The records below are to be copied word for word, with every picture left out.

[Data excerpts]

________________

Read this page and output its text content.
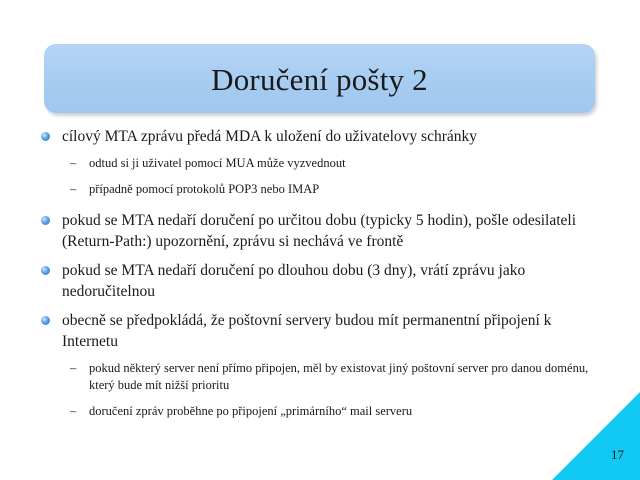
Doručení pošty 2
cílový MTA zprávu předá MDA k uložení do uživatelovy schránky
– odtud si ji uživatel pomocí MUA může vyzvednout
– případně pomocí protokolů POP3 nebo IMAP
pokud se MTA nedaří doručení po určitou dobu (typicky 5 hodin), pošle odesilateli (Return-Path:) upozornění, zprávu si nechává ve frontě
pokud se MTA nedaří doručení po dlouhou dobu (3 dny), vrátí zprávu jako nedoručitelnou
obecně se předpokládá, že poštovní servery budou mít permanentní připojení k Internetu
– pokud některý server není přímo připojen, měl by existovat jiný poštovní server pro danou doménu, který bude mít nižší prioritu
– doručení zpráv proběhne po připojení „primárního“ mail serveru
17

________________

◆ **Task answer**:
Read this page and output its text content.
Doručení pošty 2
cílový MTA zprávu předá MDA k uložení do uživatelovy schránky
– odtud si ji uživatel pomocí MUA může vyzvednout
– případně pomocí protokolů POP3 nebo IMAP
pokud se MTA nedaří doručení po určitou dobu (typicky 5 hodin), pošle odesilateli (Return-Path:) upozornění, zprávu si nechává ve frontě
pokud se MTA nedaří doručení po dlouhou dobu (3 dny), vrátí zprávu jako nedoručitelnou
obecně se předpokládá, že poštovní servery budou mít permanentní připojení k Internetu
– pokud některý server není přímo připojen, měl by existovat jiný poštovní server pro danou doménu, který bude mít nižší prioritu
– doručení zpráv proběhne po připojení „primárního“ mail serveru
17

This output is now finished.